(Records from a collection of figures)
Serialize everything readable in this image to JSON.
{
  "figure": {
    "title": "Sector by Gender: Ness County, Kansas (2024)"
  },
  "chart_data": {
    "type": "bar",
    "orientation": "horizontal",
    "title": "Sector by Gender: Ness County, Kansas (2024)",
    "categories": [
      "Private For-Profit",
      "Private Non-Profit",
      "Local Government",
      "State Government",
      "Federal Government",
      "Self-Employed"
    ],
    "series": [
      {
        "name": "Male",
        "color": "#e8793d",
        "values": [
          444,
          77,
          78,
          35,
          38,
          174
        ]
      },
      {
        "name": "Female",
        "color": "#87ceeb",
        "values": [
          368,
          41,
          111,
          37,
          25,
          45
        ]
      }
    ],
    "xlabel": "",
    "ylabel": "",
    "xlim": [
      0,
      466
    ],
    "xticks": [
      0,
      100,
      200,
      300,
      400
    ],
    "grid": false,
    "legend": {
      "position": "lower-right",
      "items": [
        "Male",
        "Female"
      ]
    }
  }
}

Instructions for the task
Pick out and copy every line that contains the word "Private".

Output for this task
      "Private For-Profit",
      "Private Non-Profit",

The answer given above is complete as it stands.